Source text
==============================

NFT Collection Failures: For every Bored Ape and CryptoPunk there is a Baby Baller
As failed projects pile up, long-time crypto observers are having flashbacks to the Initial Coin Offering bust of 2018.
For every Bored Ape and CryptoPunk there is a Baby Baller, one of the thousands of NFT projects that have faltered not long after celebrated debuts. On average, one in three NFT collections have essentially expired, with little or no trading activity, blockchain analytics firm Nansen found. Another third are trading below the amount it cost issuers to mint the tokens. Nansen analyzed about 8,400 collections comprised of 19.3 million individual NFTs on the Ethereum blockchain.
As failed projects pile up, long-time crypto observers are having flashbacks to the Initial Coin Offering bust of 2018, when thousands of digital token quickly become worthless after regulators warned they're probably unregistered securities. Much like ICOs in their heyday, NFTs have become one of the hottest corners of the cryptocurrency world as speculators seek to take advantage of the surging interest and prices for the digital certificates of authenticity most commonly representing art or collectibles.
“The semblance is uncanny,” said the anonymous collector known as WhaleShark who is thought to be one of the largest NFT holders in the world. “Money is flowing too fast and too ignorant into the space.”
While purchases of Bored Apes by celebrities such as Madonna for more than $500,000 kept the collection in the headlines, overall NFT sales have ebbed recently. The 30-day sales volume is down 40% from the prior month, according to Nansen. Trading volume on OpenSea, the biggest NFT marketplace, is down 67% in the last 30 days, DappRadar data show.
Industry participants say the decline is more a sign of frenzied demand cooling rather than a bubble bursting. NFTs are still being touted for use in everything from video gaming to commerce.

==============================

Excerpted records
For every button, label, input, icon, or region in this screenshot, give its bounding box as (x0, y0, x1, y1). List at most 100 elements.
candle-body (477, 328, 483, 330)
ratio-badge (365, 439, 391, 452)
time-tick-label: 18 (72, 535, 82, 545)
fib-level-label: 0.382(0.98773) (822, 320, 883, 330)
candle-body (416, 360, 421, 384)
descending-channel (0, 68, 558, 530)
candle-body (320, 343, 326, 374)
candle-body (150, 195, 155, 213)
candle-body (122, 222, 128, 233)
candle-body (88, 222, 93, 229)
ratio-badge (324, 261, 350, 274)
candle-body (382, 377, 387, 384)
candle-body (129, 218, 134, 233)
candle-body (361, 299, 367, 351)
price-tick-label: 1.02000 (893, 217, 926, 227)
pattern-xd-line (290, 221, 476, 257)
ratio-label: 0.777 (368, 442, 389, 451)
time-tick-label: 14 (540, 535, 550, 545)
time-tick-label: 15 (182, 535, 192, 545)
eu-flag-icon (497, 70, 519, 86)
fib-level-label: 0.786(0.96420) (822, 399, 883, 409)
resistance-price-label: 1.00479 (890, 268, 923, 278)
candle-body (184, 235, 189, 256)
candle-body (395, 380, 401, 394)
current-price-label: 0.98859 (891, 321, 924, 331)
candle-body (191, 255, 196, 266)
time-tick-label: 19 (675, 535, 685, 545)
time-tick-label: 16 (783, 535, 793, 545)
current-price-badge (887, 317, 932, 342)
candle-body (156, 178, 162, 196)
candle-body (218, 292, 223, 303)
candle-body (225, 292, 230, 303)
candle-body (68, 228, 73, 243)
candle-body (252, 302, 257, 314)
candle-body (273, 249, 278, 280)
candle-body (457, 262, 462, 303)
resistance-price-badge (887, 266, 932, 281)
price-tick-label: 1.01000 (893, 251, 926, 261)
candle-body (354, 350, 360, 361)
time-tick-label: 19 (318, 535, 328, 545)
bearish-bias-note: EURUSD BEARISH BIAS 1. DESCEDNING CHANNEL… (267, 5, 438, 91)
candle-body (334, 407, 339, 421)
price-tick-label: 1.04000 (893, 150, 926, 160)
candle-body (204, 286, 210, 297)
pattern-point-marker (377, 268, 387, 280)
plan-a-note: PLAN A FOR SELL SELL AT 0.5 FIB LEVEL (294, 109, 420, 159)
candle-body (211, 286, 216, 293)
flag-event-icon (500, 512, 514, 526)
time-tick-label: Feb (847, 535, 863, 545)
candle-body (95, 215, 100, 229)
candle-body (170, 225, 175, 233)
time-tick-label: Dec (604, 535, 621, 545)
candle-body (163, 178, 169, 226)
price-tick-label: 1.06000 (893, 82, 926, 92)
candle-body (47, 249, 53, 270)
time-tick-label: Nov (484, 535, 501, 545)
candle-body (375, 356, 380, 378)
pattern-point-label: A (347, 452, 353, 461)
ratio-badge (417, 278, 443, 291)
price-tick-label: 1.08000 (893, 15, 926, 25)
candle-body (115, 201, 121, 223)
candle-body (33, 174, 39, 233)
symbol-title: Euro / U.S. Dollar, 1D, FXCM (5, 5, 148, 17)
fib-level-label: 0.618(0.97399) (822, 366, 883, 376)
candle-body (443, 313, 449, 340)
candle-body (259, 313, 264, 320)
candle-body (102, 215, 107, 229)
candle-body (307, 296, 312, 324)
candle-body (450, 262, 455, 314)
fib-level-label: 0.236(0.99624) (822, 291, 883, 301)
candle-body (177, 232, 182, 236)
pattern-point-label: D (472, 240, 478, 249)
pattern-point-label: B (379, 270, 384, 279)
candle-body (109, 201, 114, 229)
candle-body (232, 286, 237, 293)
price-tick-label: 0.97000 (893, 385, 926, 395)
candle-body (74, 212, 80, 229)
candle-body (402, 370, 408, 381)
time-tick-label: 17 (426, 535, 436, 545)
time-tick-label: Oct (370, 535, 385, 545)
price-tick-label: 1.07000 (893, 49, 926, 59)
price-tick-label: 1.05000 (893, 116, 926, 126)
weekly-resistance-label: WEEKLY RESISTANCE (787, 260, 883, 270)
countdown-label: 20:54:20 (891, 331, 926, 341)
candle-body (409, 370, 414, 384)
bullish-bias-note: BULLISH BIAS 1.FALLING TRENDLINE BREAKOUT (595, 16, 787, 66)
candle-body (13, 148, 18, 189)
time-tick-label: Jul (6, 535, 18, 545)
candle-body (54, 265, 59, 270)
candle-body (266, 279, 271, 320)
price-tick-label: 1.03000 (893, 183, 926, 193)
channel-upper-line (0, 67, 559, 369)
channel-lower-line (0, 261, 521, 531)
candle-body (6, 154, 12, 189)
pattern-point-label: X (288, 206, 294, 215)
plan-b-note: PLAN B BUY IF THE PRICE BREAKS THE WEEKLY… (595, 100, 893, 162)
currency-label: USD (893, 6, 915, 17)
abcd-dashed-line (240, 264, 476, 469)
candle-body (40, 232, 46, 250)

==============================

Required action
Can you print the NFT article above, word for word, from "Industry participants say" to "gaming to commerce.", including both ends?

Answer space
Industry participants say the decline is more a sign of frenzied demand cooling rather than a bubble bursting. NFTs are still being touted for use in everything from video gaming to commerce.